> _RECORDED DATA_
---

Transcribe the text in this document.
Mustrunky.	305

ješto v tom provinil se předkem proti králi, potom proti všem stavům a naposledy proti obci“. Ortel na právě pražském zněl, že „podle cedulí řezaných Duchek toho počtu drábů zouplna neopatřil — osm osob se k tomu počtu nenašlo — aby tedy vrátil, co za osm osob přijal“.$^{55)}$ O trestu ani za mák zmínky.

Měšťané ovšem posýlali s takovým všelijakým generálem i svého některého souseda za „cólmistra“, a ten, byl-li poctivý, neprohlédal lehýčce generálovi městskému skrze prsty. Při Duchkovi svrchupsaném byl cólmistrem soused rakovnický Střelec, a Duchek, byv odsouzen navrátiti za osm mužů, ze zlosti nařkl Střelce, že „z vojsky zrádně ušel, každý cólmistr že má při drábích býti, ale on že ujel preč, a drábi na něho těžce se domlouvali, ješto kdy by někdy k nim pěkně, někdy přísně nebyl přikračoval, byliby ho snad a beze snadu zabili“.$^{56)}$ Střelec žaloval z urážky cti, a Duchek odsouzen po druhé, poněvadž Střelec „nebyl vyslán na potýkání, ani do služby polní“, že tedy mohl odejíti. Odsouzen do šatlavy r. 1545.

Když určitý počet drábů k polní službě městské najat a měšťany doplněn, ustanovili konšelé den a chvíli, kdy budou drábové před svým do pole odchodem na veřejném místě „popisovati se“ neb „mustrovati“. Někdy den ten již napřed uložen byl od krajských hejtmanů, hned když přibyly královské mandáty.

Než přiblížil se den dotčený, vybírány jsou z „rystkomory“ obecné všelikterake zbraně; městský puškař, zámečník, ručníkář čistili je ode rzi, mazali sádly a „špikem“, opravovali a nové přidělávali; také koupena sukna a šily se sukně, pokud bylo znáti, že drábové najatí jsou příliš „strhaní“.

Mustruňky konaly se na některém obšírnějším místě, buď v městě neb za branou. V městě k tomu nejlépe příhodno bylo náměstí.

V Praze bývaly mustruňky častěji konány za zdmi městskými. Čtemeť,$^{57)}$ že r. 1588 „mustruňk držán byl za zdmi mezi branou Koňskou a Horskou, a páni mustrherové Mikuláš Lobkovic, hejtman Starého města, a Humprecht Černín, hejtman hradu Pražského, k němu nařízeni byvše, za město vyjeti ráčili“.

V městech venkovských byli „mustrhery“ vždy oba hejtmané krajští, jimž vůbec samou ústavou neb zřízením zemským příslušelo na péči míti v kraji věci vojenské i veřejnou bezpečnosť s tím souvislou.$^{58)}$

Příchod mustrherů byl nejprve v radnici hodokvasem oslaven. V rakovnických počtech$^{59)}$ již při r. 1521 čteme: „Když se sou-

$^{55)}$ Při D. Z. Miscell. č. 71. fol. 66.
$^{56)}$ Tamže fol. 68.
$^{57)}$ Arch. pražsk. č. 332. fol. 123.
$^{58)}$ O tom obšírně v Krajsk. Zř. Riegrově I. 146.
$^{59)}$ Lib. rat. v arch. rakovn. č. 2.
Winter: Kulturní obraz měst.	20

---

> _WHAT YOU WILL DO_
Exactly reproduce every record.

> _OUTPUT OF THE EXERCISE_
Transcribe the text in this document.
Mustrunky.	305

ješto v tom provinil se předkem proti králi, potom proti všem stavům a naposledy proti obci“. Ortel na právě pražském zněl, že „podle cedulí řezaných Duchek toho počtu drábů zouplna neopatřil — osm osob se k tomu počtu nenašlo — aby tedy vrátil, co za osm osob přijal“.$^{55)}$ O trestu ani za mák zmínky.

Měšťané ovšem posýlali s takovým všelijakým generálem i svého některého souseda za „cólmistra“, a ten, byl-li poctivý, neprohlédal lehýčce generálovi městskému skrze prsty. Při Duchkovi svrchupsaném byl cólmistrem soused rakovnický Střelec, a Duchek, byv odsouzen navrátiti za osm mužů, ze zlosti nařkl Střelce, že „z vojsky zrádně ušel, každý cólmistr že má při drábích býti, ale on že ujel preč, a drábi na něho těžce se domlouvali, ješto kdy by někdy k nim pěkně, někdy přísně nebyl přikračoval, byliby ho snad a beze snadu zabili“.$^{56)}$ Střelec žaloval z urážky cti, a Duchek odsouzen po druhé, poněvadž Střelec „nebyl vyslán na potýkání, ani do služby polní“, že tedy mohl odejíti. Odsouzen do šatlavy r. 1545.

Když určitý počet drábů k polní službě městské najat a měšťany doplněn, ustanovili konšelé den a chvíli, kdy budou drábové před svým do pole odchodem na veřejném místě „popisovati se“ neb „mustrovati“. Někdy den ten již napřed uložen byl od krajských hejtmanů, hned když přibyly královské mandáty.

Než přiblížil se den dotčený, vybírány jsou z „rystkomory“ obecné všelikterake zbraně; městský puškař, zámečník, ručníkář čistili je ode rzi, mazali sádly a „špikem“, opravovali a nové přidělávali; také koupena sukna a šily se sukně, pokud bylo znáti, že drábové najatí jsou příliš „strhaní“.

Mustruňky konaly se na některém obšírnějším místě, buď v městě neb za branou. V městě k tomu nejlépe příhodno bylo náměstí.

V Praze bývaly mustruňky častěji konány za zdmi městskými. Čtemeť,$^{57)}$ že r. 1588 „mustruňk držán byl za zdmi mezi branou Koňskou a Horskou, a páni mustrherové Mikuláš Lobkovic, hejtman Starého města, a Humprecht Černín, hejtman hradu Pražského, k němu nařízeni byvše, za město vyjeti ráčili“.

V městech venkovských byli „mustrhery“ vždy oba hejtmané krajští, jimž vůbec samou ústavou neb zřízením zemským příslušelo na péči míti v kraji věci vojenské i veřejnou bezpečnosť s tím souvislou.$^{58)}$

Příchod mustrherů byl nejprve v radnici hodokvasem oslaven. V rakovnických počtech$^{59)}$ již při r. 1521 čteme: „Když se sou-

$^{55)}$ Při D. Z. Miscell. č. 71. fol. 66.
$^{56)}$ Tamže fol. 68.
$^{57)}$ Arch. pražsk. č. 332. fol. 123.
$^{58)}$ O tom obšírně v Krajsk. Zř. Riegrově I. 146.
$^{59)}$ Lib. rat. v arch. rakovn. č. 2.
Winter: Kulturní obraz měst.	20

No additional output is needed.